== WORKING DATA
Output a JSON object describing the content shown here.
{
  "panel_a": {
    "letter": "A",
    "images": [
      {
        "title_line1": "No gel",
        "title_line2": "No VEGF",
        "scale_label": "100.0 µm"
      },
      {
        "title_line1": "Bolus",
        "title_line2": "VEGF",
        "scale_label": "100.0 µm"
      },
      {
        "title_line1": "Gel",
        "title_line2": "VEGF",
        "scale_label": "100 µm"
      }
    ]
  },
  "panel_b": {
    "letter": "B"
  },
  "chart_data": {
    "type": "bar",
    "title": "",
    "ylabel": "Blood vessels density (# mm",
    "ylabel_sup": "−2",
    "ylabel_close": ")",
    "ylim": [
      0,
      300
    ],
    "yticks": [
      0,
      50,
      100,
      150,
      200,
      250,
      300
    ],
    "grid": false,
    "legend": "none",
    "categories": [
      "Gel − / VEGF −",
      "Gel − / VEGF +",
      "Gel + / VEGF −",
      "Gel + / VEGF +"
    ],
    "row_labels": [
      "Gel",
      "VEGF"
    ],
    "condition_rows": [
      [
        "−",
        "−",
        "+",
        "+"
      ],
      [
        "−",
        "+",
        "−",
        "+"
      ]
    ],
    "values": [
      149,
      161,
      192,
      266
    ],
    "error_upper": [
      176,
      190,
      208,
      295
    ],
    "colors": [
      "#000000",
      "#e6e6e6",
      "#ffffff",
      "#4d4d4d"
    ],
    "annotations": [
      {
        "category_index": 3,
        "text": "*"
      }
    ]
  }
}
====
Every record should be repeated exactly; please leave none out.

ANSWER FOR THE TASK:
Output a JSON object describing the content shown here.
{
  "panel_a": {
    "letter": "A",
    "images": [
      {
        "title_line1": "No gel",
        "title_line2": "No VEGF",
        "scale_label": "100.0 µm"
      },
      {
        "title_line1": "Bolus",
        "title_line2": "VEGF",
        "scale_label": "100.0 µm"
      },
      {
        "title_line1": "Gel",
        "title_line2": "VEGF",
        "scale_label": "100 µm"
      }
    ]
  },
  "panel_b": {
    "letter": "B"
  },
  "chart_data": {
    "type": "bar",
    "title": "",
    "ylabel": "Blood vessels density (# mm",
    "ylabel_sup": "−2",
    "ylabel_close": ")",
    "ylim": [
      0,
      300
    ],
    "yticks": [
      0,
      50,
      100,
      150,
      200,
      250,
      300
    ],
    "grid": false,
    "legend": "none",
    "categories": [
      "Gel − / VEGF −",
      "Gel − / VEGF +",
      "Gel + / VEGF −",
      "Gel + / VEGF +"
    ],
    "row_labels": [
      "Gel",
      "VEGF"
    ],
    "condition_rows": [
      [
        "−",
        "−",
        "+",
        "+"
      ],
      [
        "−",
        "+",
        "−",
        "+"
      ]
    ],
    "values": [
      149,
      161,
      192,
      266
    ],
    "error_upper": [
      176,
      190,
      208,
      295
    ],
    "colors": [
      "#000000",
      "#e6e6e6",
      "#ffffff",
      "#4d4d4d"
    ],
    "annotations": [
      {
        "category_index": 3,
        "text": "*"
      }
    ]
  }
}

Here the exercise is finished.